* _DATA SHOWN_:
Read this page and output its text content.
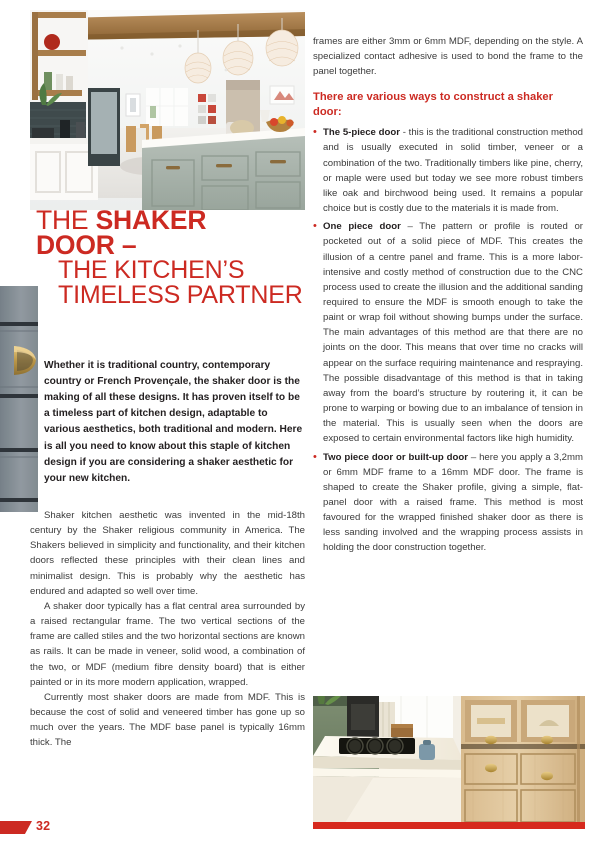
THE SHAKER
DOOR –
THE KITCHEN’S TIMELESS PARTNER

Whether it is traditional country, contemporary country or French Provençale, the shaker door is the making of all these designs. It has proven itself to be a timeless part of kitchen design, adaptable to various aesthetics, both traditional and modern. Here is all you need to know about this staple of kitchen design if you are considering a shaker aesthetic for your new kitchen.

Shaker kitchen aesthetic was invented in the mid-18th century by the Shaker religious community in America. The Shakers believed in simplicity and functionality, and their kitchen doors reflected these principles with their clean lines and minimalist design. This is probably why the aesthetic has endured and adapted so well over time.

A shaker door typically has a flat central area surrounded by a raised rectangular frame. The two vertical sections of the frame are called stiles and the two horizontal sections are known as rails. It can be made in veneer, solid wood, a combination of the two, or MDF (medium fibre density board) that is either painted or in its more modern application, wrapped.

Currently most shaker doors are made from MDF. This is because the cost of solid and veneered timber has gone up so much over the years. The MDF base panel is typically 16mm thick. The

frames are either 3mm or 6mm MDF, depending on the style. A specialized contact adhesive is used to bond the frame to the panel together.

There are various ways to construct a shaker door:
• The 5-piece door - this is the traditional construction method and is usually executed in solid timber, veneer or a combination of the two. Traditionally timbers like pine, cherry, or maple were used but today we see more robust timbers like oak and birchwood being used. It remains a popular choice but is costly due to the materials it is made from.
• One piece door – The pattern or profile is routed or pocketed out of a solid piece of MDF. This creates the illusion of a centre panel and frame. This is a more labor-intensive and costly method of construction due to the CNC process used to create the illusion and the additional sanding required to ensure the MDF is smooth enough to take the paint or wrap foil without showing bumps under the surface. The main advantages of this method are that there are no joints on the door. This means that over time no cracks will appear on the surface requiring maintenance and respraying. The possible disadvantage of this method is that in taking away from the board’s structure by routering it, it can be prone to warping or bowing due to an imbalance of tension in the material. This is usually seen when the doors are exposed to certain environmental factors like high humidity.
• Two piece door or built-up door – here you apply a 3,2mm or 6mm MDF frame to a 16mm MDF door. The frame is shaped to create the Shaker profile, giving a simple, flat-panel door with a raised frame. This method is most favoured for the wrapped finished shaker door as there is less sanding involved and the wrapping process assists in holding the door construction together.
32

* _DIRECTIVE_:
Pictures are excluded; copy all other data exactly as shown.

* _EXPECTED ANSWER_:
Read this page and output its text content.
THE SHAKER
DOOR –
THE KITCHEN’S TIMELESS PARTNER

Whether it is traditional country, contemporary country or French Provençale, the shaker door is the making of all these designs. It has proven itself to be a timeless part of kitchen design, adaptable to various aesthetics, both traditional and modern. Here is all you need to know about this staple of kitchen design if you are considering a shaker aesthetic for your new kitchen.

Shaker kitchen aesthetic was invented in the mid-18th century by the Shaker religious community in America. The Shakers believed in simplicity and functionality, and their kitchen doors reflected these principles with their clean lines and minimalist design. This is probably why the aesthetic has endured and adapted so well over time.

A shaker door typically has a flat central area surrounded by a raised rectangular frame. The two vertical sections of the frame are called stiles and the two horizontal sections are known as rails. It can be made in veneer, solid wood, a combination of the two, or MDF (medium fibre density board) that is either painted or in its more modern application, wrapped.

Currently most shaker doors are made from MDF. This is because the cost of solid and veneered timber has gone up so much over the years. The MDF base panel is typically 16mm thick. The

frames are either 3mm or 6mm MDF, depending on the style. A specialized contact adhesive is used to bond the frame to the panel together.

There are various ways to construct a shaker door:
• The 5-piece door - this is the traditional construction method and is usually executed in solid timber, veneer or a combination of the two. Traditionally timbers like pine, cherry, or maple were used but today we see more robust timbers like oak and birchwood being used. It remains a popular choice but is costly due to the materials it is made from.
• One piece door – The pattern or profile is routed or pocketed out of a solid piece of MDF. This creates the illusion of a centre panel and frame. This is a more labor-intensive and costly method of construction due to the CNC process used to create the illusion and the additional sanding required to ensure the MDF is smooth enough to take the paint or wrap foil without showing bumps under the surface. The main advantages of this method are that there are no joints on the door. This means that over time no cracks will appear on the surface requiring maintenance and respraying. The possible disadvantage of this method is that in taking away from the board’s structure by routering it, it can be prone to warping or bowing due to an imbalance of tension in the material. This is usually seen when the doors are exposed to certain environmental factors like high humidity.
• Two piece door or built-up door – here you apply a 3,2mm or 6mm MDF frame to a 16mm MDF door. The frame is shaped to create the Shaker profile, giving a simple, flat-panel door with a raised frame. This method is most favoured for the wrapped finished shaker door as there is less sanding involved and the wrapping process assists in holding the door construction together.
32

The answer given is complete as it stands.